GIVEN INSTRUCTION:
Write out exactly the lines from the one with "What data populates" through the last line. Pictures stay out.

%%

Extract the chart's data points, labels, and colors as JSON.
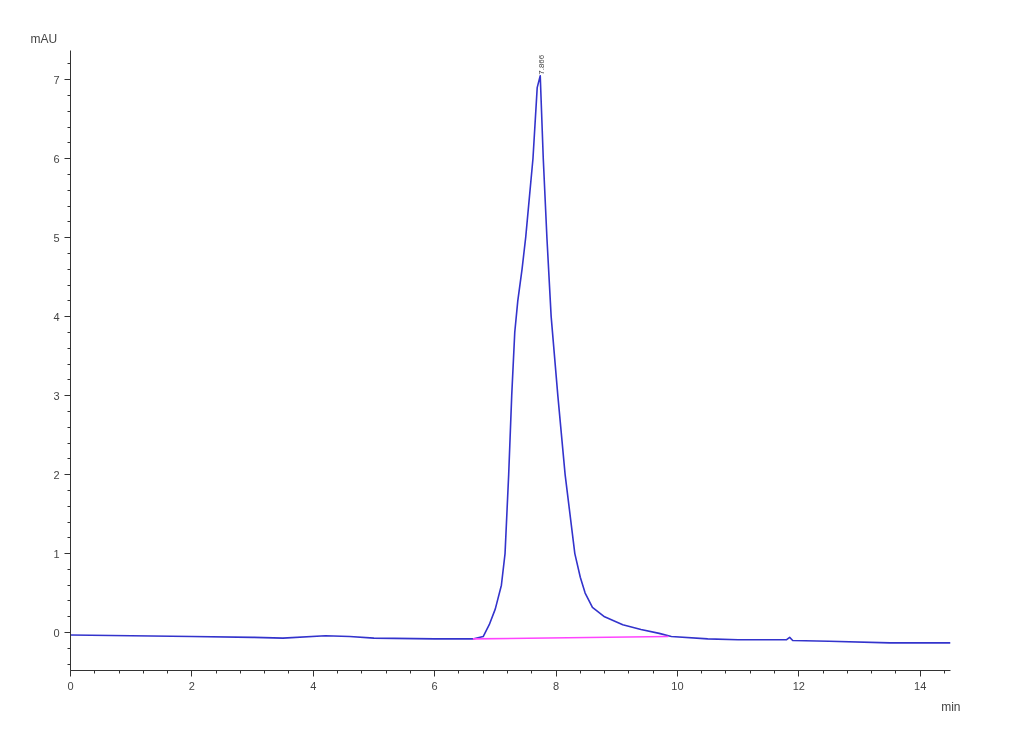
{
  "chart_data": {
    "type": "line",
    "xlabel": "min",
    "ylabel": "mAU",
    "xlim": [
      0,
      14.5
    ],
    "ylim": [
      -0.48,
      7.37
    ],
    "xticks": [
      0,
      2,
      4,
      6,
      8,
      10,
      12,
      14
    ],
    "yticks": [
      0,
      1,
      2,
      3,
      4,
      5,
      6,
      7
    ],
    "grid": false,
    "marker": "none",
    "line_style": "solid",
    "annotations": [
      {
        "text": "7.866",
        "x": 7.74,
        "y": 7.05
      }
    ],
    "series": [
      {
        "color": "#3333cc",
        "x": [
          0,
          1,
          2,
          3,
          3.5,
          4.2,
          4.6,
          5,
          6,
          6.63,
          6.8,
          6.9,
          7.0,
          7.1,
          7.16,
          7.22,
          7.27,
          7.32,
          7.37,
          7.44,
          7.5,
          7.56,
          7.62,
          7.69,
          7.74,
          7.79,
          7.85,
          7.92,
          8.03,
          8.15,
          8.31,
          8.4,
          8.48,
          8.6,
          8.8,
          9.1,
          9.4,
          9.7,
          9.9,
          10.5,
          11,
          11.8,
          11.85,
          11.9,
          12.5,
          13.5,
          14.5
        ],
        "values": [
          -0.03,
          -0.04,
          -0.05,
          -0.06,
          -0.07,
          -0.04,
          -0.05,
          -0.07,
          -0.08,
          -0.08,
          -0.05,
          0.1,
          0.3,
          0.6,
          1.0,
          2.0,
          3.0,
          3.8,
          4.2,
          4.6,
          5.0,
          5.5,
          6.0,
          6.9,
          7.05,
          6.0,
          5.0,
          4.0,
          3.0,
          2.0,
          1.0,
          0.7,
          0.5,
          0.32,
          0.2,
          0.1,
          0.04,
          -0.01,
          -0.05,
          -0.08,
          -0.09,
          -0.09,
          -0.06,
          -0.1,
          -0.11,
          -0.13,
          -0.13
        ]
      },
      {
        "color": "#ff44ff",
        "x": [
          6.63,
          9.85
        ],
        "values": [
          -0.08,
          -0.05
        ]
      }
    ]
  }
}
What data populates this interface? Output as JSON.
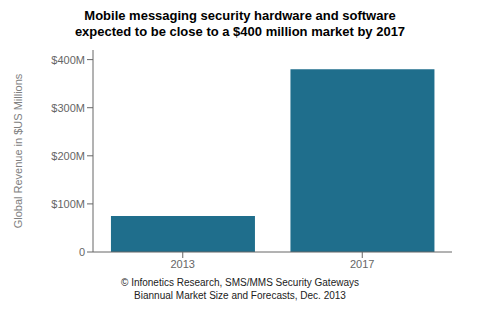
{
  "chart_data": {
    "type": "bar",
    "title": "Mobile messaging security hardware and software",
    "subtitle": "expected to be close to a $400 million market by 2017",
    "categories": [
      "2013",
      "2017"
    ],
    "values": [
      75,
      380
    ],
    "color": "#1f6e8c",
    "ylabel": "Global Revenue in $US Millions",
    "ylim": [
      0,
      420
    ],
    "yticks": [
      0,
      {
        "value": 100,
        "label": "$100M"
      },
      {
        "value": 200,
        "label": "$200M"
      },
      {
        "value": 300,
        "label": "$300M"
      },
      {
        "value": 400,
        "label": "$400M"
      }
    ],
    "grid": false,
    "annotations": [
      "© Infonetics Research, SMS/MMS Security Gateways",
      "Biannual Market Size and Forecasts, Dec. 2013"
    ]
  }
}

%%

TASK SOLUTION:
What data populates this interface? Output as JSON.
{
  "chart_data": {
    "type": "bar",
    "title": "Mobile messaging security hardware and software",
    "subtitle": "expected to be close to a $400 million market by 2017",
    "categories": [
      "2013",
      "2017"
    ],
    "values": [
      75,
      380
    ],
    "color": "#1f6e8c",
    "ylabel": "Global Revenue in $US Millions",
    "ylim": [
      0,
      420
    ],
    "yticks": [
      0,
      {
        "value": 100,
        "label": "$100M"
      },
      {
        "value": 200,
        "label": "$200M"
      },
      {
        "value": 300,
        "label": "$300M"
      },
      {
        "value": 400,
        "label": "$400M"
      }
    ],
    "grid": false,
    "annotations": [
      "© Infonetics Research, SMS/MMS Security Gateways",
      "Biannual Market Size and Forecasts, Dec. 2013"
    ]
  }
}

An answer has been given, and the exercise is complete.